EXERCISE DIRECTIONS:
Go through the entries one line at a time, and gather every line that has the word "JSON".

RECORDS SHOWN:
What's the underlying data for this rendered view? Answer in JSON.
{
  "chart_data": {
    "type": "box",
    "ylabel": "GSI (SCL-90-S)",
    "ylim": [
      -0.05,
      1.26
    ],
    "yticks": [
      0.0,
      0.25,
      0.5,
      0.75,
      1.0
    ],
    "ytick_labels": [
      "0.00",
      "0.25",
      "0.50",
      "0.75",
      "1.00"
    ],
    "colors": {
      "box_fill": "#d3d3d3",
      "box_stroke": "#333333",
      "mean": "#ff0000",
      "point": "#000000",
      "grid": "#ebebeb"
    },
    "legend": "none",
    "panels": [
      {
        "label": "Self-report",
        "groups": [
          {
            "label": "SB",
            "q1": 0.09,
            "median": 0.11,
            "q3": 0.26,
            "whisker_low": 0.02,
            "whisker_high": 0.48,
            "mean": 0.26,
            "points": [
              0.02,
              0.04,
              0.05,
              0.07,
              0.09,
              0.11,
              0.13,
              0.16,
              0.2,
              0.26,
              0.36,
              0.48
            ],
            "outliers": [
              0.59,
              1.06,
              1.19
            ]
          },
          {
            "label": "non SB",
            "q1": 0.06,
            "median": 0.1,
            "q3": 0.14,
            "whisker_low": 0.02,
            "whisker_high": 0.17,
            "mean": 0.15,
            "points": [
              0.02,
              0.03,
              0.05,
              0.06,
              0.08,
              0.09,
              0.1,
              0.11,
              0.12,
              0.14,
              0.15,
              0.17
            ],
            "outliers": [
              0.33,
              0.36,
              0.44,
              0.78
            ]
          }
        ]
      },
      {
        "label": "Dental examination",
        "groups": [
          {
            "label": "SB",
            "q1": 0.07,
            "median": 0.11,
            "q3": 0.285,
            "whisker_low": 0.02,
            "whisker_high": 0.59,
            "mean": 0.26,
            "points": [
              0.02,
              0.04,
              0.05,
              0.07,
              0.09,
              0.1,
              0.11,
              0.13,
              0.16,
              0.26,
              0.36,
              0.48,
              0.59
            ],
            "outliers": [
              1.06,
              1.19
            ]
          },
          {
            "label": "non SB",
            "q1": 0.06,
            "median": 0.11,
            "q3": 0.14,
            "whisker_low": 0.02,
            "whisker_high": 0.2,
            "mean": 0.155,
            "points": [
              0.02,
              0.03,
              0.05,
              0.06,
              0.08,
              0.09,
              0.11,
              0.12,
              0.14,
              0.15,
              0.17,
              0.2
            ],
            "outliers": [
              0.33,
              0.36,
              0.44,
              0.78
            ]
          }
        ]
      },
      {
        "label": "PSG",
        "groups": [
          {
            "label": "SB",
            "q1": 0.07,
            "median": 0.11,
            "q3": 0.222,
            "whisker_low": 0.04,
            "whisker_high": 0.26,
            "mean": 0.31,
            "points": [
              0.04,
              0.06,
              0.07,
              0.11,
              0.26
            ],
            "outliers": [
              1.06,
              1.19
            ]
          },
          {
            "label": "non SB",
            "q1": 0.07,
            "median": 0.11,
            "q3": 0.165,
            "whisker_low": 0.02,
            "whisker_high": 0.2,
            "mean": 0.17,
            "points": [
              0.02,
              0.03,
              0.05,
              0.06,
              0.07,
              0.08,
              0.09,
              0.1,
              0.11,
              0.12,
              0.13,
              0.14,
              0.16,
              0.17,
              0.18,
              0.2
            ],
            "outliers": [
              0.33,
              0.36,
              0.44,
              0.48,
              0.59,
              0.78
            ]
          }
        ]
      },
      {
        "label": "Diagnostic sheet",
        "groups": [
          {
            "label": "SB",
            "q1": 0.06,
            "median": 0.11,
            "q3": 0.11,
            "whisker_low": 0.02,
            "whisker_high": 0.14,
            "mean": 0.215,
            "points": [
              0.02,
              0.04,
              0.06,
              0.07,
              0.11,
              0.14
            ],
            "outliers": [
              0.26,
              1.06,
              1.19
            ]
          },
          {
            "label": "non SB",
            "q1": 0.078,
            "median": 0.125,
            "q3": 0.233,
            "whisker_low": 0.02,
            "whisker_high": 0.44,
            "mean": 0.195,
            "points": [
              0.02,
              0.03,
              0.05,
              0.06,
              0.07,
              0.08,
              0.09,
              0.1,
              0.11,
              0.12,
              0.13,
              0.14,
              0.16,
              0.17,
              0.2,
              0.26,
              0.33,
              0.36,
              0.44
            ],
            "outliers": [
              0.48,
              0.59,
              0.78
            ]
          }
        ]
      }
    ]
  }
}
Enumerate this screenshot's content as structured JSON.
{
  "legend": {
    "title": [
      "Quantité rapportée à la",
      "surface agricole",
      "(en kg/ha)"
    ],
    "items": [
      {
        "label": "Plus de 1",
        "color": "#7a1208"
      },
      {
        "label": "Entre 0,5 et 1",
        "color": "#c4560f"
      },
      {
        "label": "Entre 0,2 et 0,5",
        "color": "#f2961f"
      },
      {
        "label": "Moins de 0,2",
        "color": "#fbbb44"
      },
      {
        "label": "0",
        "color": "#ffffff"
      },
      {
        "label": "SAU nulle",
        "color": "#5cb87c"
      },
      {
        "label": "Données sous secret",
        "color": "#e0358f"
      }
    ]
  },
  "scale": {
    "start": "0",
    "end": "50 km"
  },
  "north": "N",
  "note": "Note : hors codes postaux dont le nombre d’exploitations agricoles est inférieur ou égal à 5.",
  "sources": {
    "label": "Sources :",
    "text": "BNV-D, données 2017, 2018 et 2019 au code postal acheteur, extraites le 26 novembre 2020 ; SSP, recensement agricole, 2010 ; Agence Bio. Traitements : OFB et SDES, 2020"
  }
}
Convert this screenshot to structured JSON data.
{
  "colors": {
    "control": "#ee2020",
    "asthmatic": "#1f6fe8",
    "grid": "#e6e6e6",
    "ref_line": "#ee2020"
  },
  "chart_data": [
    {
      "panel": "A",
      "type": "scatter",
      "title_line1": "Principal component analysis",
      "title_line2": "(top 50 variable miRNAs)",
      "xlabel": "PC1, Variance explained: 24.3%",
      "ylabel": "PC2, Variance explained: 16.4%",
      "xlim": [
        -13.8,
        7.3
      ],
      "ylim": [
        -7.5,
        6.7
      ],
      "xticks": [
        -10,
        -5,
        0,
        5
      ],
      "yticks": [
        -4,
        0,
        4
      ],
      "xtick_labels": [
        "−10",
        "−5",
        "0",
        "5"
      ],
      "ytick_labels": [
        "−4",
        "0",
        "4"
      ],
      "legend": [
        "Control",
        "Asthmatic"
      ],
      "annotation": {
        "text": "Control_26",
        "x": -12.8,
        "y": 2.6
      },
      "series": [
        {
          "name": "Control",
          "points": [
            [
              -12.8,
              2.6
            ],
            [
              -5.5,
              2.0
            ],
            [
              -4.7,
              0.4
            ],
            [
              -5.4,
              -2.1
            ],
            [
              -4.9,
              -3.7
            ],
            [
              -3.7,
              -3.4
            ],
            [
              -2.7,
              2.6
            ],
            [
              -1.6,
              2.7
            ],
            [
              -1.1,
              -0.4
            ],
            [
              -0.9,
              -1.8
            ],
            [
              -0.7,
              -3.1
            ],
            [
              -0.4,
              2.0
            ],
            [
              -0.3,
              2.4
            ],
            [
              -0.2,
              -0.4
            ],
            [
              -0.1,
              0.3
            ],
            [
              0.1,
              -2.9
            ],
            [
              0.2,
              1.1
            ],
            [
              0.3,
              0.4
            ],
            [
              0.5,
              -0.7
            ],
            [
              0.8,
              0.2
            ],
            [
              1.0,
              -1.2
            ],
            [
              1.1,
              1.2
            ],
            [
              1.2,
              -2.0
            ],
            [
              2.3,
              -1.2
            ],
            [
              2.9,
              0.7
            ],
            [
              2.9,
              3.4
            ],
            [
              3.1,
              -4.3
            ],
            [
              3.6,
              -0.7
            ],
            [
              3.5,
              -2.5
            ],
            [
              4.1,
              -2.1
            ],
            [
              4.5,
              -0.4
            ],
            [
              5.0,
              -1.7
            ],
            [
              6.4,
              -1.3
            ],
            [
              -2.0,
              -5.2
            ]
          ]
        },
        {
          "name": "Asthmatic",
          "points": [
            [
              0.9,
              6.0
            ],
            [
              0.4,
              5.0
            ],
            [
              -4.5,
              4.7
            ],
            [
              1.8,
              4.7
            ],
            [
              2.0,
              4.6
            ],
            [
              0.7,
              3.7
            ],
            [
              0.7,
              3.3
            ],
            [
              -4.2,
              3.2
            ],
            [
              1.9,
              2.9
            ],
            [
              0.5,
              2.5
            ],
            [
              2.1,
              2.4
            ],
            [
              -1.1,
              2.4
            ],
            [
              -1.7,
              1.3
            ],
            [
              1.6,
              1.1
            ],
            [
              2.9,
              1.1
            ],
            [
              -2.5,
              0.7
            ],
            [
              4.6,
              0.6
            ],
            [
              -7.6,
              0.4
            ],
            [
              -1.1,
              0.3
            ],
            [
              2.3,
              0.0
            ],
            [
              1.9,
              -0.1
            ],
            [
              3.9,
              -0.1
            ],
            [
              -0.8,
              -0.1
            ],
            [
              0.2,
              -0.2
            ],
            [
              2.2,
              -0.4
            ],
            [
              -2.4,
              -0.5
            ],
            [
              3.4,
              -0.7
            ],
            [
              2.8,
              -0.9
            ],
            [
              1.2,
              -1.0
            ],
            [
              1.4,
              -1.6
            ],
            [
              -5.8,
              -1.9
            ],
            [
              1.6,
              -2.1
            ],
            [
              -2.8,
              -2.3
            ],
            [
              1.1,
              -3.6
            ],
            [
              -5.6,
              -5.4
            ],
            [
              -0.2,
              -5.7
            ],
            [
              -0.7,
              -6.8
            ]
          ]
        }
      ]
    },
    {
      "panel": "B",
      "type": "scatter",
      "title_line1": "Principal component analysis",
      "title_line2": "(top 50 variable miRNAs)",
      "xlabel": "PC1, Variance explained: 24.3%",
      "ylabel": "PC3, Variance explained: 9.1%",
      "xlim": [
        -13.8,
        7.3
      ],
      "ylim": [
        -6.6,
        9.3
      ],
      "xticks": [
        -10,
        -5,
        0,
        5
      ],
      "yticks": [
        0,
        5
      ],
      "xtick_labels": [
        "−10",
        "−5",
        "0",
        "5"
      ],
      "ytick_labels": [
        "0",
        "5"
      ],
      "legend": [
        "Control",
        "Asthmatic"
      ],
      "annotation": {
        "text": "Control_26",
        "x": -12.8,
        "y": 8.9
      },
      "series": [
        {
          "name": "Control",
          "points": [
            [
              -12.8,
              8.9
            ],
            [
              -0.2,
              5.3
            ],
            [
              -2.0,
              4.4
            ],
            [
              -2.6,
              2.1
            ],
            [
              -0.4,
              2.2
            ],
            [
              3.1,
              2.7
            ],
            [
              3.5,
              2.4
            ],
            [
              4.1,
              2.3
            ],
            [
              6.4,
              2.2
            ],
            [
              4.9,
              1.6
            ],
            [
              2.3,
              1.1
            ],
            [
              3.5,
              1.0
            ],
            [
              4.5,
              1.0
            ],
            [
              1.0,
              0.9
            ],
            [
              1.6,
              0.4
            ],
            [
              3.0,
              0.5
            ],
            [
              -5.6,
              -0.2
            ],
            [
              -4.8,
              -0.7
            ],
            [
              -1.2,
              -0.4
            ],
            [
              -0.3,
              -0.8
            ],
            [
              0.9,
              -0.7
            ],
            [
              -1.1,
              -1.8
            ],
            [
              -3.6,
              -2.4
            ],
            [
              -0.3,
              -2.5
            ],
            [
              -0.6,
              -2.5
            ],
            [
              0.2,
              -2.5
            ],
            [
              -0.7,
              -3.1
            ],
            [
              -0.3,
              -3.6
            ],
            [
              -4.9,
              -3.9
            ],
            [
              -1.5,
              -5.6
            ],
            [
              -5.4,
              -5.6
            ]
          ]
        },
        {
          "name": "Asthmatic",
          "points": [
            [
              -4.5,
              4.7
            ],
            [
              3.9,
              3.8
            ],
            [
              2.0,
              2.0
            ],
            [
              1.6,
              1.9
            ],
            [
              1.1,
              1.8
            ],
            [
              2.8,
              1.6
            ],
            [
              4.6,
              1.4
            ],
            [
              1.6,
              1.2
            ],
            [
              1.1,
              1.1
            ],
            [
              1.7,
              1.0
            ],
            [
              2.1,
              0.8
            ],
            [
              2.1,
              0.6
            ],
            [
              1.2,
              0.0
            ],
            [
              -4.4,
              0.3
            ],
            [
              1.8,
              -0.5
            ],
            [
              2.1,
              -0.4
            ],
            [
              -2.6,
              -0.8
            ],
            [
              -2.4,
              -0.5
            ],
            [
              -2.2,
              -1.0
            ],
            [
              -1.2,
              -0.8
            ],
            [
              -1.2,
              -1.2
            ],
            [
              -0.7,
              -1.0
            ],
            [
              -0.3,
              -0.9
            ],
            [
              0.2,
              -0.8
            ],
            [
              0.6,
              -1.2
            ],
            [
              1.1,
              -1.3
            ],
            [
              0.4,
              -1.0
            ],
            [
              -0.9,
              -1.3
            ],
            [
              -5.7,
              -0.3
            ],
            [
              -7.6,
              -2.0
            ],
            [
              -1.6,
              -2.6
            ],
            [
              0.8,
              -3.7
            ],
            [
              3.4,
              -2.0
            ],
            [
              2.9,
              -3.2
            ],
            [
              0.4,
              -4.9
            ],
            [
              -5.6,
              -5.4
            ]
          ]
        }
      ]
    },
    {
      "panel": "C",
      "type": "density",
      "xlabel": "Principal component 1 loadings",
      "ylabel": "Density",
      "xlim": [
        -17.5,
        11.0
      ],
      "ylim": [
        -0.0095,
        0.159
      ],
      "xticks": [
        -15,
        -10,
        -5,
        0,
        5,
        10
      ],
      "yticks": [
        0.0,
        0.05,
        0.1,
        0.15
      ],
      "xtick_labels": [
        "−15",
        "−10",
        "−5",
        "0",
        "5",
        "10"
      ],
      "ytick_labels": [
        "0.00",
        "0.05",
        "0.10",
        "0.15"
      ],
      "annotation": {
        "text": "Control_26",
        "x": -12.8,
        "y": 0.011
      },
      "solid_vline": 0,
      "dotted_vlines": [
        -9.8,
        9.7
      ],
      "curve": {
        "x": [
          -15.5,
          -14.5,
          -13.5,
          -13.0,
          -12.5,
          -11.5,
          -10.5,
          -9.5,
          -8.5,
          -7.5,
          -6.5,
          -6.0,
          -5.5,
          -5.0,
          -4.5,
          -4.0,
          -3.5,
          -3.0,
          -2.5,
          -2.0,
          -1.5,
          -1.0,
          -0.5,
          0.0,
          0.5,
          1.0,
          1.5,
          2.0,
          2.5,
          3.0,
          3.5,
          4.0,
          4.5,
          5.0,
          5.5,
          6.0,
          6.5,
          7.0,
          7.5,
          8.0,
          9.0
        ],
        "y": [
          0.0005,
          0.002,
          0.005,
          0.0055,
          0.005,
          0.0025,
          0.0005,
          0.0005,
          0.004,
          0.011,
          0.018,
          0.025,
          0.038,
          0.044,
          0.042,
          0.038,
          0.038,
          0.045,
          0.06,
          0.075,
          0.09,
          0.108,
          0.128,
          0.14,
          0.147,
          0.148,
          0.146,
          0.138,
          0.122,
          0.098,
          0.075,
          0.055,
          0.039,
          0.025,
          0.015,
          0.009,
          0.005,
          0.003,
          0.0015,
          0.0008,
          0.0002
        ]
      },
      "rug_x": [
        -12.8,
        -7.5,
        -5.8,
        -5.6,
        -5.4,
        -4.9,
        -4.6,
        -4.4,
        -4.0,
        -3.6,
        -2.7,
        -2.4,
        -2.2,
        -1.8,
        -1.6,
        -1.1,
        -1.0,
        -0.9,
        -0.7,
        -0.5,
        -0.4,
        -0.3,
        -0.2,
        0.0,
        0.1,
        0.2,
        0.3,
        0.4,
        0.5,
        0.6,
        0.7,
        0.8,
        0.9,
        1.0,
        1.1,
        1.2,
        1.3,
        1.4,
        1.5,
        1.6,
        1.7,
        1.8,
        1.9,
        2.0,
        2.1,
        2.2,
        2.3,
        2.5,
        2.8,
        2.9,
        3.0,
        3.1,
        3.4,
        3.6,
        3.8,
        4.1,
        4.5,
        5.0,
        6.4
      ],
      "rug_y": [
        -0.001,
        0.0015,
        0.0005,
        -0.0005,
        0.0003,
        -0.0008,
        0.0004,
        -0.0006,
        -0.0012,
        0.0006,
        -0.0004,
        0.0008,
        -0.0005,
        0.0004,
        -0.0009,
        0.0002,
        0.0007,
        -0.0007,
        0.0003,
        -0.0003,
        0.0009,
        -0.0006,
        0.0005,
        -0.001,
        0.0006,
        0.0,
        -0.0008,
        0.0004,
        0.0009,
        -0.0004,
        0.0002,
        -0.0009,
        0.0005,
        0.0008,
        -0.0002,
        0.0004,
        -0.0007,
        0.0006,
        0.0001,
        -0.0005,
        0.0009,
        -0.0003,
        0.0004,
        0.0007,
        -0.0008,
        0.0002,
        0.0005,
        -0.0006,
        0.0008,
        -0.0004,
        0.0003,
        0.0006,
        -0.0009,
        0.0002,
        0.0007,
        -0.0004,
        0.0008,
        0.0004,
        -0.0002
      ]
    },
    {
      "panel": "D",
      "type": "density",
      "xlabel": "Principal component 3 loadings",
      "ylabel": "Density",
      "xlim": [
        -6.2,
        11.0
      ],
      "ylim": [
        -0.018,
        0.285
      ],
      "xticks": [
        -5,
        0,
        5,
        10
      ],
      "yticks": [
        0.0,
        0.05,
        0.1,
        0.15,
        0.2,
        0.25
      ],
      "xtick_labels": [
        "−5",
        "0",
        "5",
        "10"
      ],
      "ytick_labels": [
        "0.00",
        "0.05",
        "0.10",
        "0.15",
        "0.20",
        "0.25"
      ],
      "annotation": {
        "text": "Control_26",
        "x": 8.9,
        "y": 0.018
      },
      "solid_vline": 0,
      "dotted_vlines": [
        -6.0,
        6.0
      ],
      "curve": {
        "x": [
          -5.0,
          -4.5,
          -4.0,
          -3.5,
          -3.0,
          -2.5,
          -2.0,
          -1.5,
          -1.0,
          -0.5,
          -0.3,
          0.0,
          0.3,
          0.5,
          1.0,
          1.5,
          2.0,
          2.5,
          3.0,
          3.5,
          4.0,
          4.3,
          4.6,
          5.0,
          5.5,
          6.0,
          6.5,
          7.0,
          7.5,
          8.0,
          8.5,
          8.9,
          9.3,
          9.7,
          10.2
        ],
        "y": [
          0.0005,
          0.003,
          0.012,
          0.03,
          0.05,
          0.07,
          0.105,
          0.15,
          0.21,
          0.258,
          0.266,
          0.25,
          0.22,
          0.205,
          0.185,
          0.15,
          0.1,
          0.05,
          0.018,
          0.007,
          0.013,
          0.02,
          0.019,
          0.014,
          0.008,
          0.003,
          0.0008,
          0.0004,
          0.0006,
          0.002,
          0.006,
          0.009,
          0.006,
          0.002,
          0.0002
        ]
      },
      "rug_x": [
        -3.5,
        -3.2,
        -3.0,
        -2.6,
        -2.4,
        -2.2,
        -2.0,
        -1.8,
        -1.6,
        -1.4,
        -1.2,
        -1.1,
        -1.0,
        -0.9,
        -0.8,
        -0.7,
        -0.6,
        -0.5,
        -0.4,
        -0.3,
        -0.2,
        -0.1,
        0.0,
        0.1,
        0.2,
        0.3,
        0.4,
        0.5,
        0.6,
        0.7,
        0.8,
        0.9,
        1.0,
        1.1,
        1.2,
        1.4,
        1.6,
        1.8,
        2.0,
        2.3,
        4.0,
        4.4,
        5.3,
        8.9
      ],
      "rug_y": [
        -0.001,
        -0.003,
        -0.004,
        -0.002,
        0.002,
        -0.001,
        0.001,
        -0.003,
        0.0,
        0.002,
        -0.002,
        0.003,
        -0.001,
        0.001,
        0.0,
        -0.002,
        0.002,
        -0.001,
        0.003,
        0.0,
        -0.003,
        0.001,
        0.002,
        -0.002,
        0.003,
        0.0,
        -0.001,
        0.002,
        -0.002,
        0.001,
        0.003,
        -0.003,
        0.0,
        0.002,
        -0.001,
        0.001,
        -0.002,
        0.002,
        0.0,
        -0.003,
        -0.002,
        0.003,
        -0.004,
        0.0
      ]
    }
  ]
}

TASK RESULT:
What's the underlying data for this rendered view? Answer in JSON.
Enumerate this screenshot's content as structured JSON.
Convert this screenshot to structured JSON data.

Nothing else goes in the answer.